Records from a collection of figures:

>>>>>

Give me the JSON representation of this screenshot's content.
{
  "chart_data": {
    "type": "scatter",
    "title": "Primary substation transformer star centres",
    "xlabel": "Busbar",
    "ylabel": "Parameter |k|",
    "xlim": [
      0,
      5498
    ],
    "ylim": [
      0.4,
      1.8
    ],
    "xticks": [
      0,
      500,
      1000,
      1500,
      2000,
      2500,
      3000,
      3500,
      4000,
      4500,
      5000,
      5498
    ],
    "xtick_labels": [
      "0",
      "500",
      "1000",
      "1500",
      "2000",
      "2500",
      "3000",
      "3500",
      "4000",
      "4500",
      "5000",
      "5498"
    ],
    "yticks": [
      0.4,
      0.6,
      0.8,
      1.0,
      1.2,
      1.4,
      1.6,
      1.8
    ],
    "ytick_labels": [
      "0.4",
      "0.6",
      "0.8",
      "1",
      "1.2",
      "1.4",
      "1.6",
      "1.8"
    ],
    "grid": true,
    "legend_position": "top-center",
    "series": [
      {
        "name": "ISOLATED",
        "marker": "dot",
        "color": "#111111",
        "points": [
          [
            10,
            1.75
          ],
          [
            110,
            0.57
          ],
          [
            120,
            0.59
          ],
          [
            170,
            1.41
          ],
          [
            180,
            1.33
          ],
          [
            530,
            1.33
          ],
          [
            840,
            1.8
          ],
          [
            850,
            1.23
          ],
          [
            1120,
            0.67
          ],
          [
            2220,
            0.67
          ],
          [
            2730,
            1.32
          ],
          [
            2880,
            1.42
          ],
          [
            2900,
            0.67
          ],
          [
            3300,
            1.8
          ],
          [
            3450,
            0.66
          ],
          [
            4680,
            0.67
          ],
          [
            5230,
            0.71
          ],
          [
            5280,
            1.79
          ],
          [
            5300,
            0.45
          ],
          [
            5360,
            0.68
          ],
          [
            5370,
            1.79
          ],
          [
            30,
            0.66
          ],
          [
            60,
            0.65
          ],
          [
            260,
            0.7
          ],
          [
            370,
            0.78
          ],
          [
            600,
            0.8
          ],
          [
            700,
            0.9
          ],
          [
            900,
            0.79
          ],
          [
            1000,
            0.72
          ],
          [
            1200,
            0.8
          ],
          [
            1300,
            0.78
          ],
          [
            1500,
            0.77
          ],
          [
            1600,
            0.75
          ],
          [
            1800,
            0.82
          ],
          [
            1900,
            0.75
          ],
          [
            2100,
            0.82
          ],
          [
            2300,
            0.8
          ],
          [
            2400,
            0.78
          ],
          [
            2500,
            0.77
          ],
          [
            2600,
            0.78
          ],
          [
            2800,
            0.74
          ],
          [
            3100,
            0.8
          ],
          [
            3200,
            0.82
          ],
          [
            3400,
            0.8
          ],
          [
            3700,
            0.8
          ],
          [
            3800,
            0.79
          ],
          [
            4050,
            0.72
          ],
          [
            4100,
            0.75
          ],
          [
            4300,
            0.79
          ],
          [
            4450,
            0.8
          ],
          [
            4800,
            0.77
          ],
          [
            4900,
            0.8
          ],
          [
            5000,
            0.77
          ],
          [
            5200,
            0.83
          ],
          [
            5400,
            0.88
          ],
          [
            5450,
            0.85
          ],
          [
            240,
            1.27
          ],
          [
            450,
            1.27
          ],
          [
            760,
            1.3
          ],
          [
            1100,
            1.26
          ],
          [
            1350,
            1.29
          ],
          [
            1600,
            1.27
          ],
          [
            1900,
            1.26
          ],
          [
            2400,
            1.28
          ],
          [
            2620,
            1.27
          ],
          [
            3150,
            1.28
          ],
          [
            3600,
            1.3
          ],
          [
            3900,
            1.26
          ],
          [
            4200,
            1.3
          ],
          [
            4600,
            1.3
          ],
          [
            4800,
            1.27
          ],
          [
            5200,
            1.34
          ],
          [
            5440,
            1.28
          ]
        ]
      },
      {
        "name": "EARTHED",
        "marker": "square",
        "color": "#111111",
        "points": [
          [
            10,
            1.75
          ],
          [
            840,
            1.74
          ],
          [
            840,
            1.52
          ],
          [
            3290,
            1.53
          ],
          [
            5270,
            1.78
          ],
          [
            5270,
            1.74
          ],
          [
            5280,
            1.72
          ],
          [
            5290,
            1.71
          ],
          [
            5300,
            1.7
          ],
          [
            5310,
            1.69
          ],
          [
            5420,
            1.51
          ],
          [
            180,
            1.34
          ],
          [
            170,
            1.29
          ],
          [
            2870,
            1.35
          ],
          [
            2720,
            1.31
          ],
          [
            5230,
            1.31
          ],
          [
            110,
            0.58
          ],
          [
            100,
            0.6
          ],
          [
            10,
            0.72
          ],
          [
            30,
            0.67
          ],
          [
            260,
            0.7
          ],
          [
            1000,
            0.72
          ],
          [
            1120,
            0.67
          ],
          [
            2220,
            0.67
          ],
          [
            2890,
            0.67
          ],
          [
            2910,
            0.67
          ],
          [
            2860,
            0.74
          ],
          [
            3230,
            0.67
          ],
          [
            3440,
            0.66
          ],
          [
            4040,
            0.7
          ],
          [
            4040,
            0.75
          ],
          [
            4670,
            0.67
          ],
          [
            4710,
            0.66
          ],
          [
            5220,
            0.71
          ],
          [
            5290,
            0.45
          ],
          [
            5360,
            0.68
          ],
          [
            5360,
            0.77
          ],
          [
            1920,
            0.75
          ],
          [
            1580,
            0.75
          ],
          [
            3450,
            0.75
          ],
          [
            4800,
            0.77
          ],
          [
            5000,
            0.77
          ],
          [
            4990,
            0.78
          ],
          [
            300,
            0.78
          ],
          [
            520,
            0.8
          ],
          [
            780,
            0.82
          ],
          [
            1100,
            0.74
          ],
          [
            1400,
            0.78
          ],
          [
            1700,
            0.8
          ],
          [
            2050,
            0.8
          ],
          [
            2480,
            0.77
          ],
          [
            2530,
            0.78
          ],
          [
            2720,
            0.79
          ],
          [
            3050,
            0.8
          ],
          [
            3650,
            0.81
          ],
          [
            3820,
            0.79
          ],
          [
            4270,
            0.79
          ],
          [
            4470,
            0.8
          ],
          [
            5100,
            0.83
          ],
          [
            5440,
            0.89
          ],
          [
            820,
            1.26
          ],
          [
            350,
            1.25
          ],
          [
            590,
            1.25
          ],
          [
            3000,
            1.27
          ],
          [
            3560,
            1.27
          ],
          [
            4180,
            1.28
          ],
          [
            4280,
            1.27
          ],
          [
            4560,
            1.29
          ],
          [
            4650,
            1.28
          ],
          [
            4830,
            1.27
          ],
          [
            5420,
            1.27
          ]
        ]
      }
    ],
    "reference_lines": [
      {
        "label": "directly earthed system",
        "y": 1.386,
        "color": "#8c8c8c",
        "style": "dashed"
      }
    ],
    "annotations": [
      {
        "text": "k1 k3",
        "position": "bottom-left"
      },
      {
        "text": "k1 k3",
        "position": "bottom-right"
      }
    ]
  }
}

<<<<<

◆ TASK OBJECTIVE:
Extract every line above exactly as it stands.

◆ WORKED SOLUTION:
Give me the JSON representation of this screenshot's content.
{
  "chart_data": {
    "type": "scatter",
    "title": "Primary substation transformer star centres",
    "xlabel": "Busbar",
    "ylabel": "Parameter |k|",
    "xlim": [
      0,
      5498
    ],
    "ylim": [
      0.4,
      1.8
    ],
    "xticks": [
      0,
      500,
      1000,
      1500,
      2000,
      2500,
      3000,
      3500,
      4000,
      4500,
      5000,
      5498
    ],
    "xtick_labels": [
      "0",
      "500",
      "1000",
      "1500",
      "2000",
      "2500",
      "3000",
      "3500",
      "4000",
      "4500",
      "5000",
      "5498"
    ],
    "yticks": [
      0.4,
      0.6,
      0.8,
      1.0,
      1.2,
      1.4,
      1.6,
      1.8
    ],
    "ytick_labels": [
      "0.4",
      "0.6",
      "0.8",
      "1",
      "1.2",
      "1.4",
      "1.6",
      "1.8"
    ],
    "grid": true,
    "legend_position": "top-center",
    "series": [
      {
        "name": "ISOLATED",
        "marker": "dot",
        "color": "#111111",
        "points": [
          [
            10,
            1.75
          ],
          [
            110,
            0.57
          ],
          [
            120,
            0.59
          ],
          [
            170,
            1.41
          ],
          [
            180,
            1.33
          ],
          [
            530,
            1.33
          ],
          [
            840,
            1.8
          ],
          [
            850,
            1.23
          ],
          [
            1120,
            0.67
          ],
          [
            2220,
            0.67
          ],
          [
            2730,
            1.32
          ],
          [
            2880,
            1.42
          ],
          [
            2900,
            0.67
          ],
          [
            3300,
            1.8
          ],
          [
            3450,
            0.66
          ],
          [
            4680,
            0.67
          ],
          [
            5230,
            0.71
          ],
          [
            5280,
            1.79
          ],
          [
            5300,
            0.45
          ],
          [
            5360,
            0.68
          ],
          [
            5370,
            1.79
          ],
          [
            30,
            0.66
          ],
          [
            60,
            0.65
          ],
          [
            260,
            0.7
          ],
          [
            370,
            0.78
          ],
          [
            600,
            0.8
          ],
          [
            700,
            0.9
          ],
          [
            900,
            0.79
          ],
          [
            1000,
            0.72
          ],
          [
            1200,
            0.8
          ],
          [
            1300,
            0.78
          ],
          [
            1500,
            0.77
          ],
          [
            1600,
            0.75
          ],
          [
            1800,
            0.82
          ],
          [
            1900,
            0.75
          ],
          [
            2100,
            0.82
          ],
          [
            2300,
            0.8
          ],
          [
            2400,
            0.78
          ],
          [
            2500,
            0.77
          ],
          [
            2600,
            0.78
          ],
          [
            2800,
            0.74
          ],
          [
            3100,
            0.8
          ],
          [
            3200,
            0.82
          ],
          [
            3400,
            0.8
          ],
          [
            3700,
            0.8
          ],
          [
            3800,
            0.79
          ],
          [
            4050,
            0.72
          ],
          [
            4100,
            0.75
          ],
          [
            4300,
            0.79
          ],
          [
            4450,
            0.8
          ],
          [
            4800,
            0.77
          ],
          [
            4900,
            0.8
          ],
          [
            5000,
            0.77
          ],
          [
            5200,
            0.83
          ],
          [
            5400,
            0.88
          ],
          [
            5450,
            0.85
          ],
          [
            240,
            1.27
          ],
          [
            450,
            1.27
          ],
          [
            760,
            1.3
          ],
          [
            1100,
            1.26
          ],
          [
            1350,
            1.29
          ],
          [
            1600,
            1.27
          ],
          [
            1900,
            1.26
          ],
          [
            2400,
            1.28
          ],
          [
            2620,
            1.27
          ],
          [
            3150,
            1.28
          ],
          [
            3600,
            1.3
          ],
          [
            3900,
            1.26
          ],
          [
            4200,
            1.3
          ],
          [
            4600,
            1.3
          ],
          [
            4800,
            1.27
          ],
          [
            5200,
            1.34
          ],
          [
            5440,
            1.28
          ]
        ]
      },
      {
        "name": "EARTHED",
        "marker": "square",
        "color": "#111111",
        "points": [
          [
            10,
            1.75
          ],
          [
            840,
            1.74
          ],
          [
            840,
            1.52
          ],
          [
            3290,
            1.53
          ],
          [
            5270,
            1.78
          ],
          [
            5270,
            1.74
          ],
          [
            5280,
            1.72
          ],
          [
            5290,
            1.71
          ],
          [
            5300,
            1.7
          ],
          [
            5310,
            1.69
          ],
          [
            5420,
            1.51
          ],
          [
            180,
            1.34
          ],
          [
            170,
            1.29
          ],
          [
            2870,
            1.35
          ],
          [
            2720,
            1.31
          ],
          [
            5230,
            1.31
          ],
          [
            110,
            0.58
          ],
          [
            100,
            0.6
          ],
          [
            10,
            0.72
          ],
          [
            30,
            0.67
          ],
          [
            260,
            0.7
          ],
          [
            1000,
            0.72
          ],
          [
            1120,
            0.67
          ],
          [
            2220,
            0.67
          ],
          [
            2890,
            0.67
          ],
          [
            2910,
            0.67
          ],
          [
            2860,
            0.74
          ],
          [
            3230,
            0.67
          ],
          [
            3440,
            0.66
          ],
          [
            4040,
            0.7
          ],
          [
            4040,
            0.75
          ],
          [
            4670,
            0.67
          ],
          [
            4710,
            0.66
          ],
          [
            5220,
            0.71
          ],
          [
            5290,
            0.45
          ],
          [
            5360,
            0.68
          ],
          [
            5360,
            0.77
          ],
          [
            1920,
            0.75
          ],
          [
            1580,
            0.75
          ],
          [
            3450,
            0.75
          ],
          [
            4800,
            0.77
          ],
          [
            5000,
            0.77
          ],
          [
            4990,
            0.78
          ],
          [
            300,
            0.78
          ],
          [
            520,
            0.8
          ],
          [
            780,
            0.82
          ],
          [
            1100,
            0.74
          ],
          [
            1400,
            0.78
          ],
          [
            1700,
            0.8
          ],
          [
            2050,
            0.8
          ],
          [
            2480,
            0.77
          ],
          [
            2530,
            0.78
          ],
          [
            2720,
            0.79
          ],
          [
            3050,
            0.8
          ],
          [
            3650,
            0.81
          ],
          [
            3820,
            0.79
          ],
          [
            4270,
            0.79
          ],
          [
            4470,
            0.8
          ],
          [
            5100,
            0.83
          ],
          [
            5440,
            0.89
          ],
          [
            820,
            1.26
          ],
          [
            350,
            1.25
          ],
          [
            590,
            1.25
          ],
          [
            3000,
            1.27
          ],
          [
            3560,
            1.27
          ],
          [
            4180,
            1.28
          ],
          [
            4280,
            1.27
          ],
          [
            4560,
            1.29
          ],
          [
            4650,
            1.28
          ],
          [
            4830,
            1.27
          ],
          [
            5420,
            1.27
          ]
        ]
      }
    ],
    "reference_lines": [
      {
        "label": "directly earthed system",
        "y": 1.386,
        "color": "#8c8c8c",
        "style": "dashed"
      }
    ],
    "annotations": [
      {
        "text": "k1 k3",
        "position": "bottom-left"
      },
      {
        "text": "k1 k3",
        "position": "bottom-right"
      }
    ]
  }
}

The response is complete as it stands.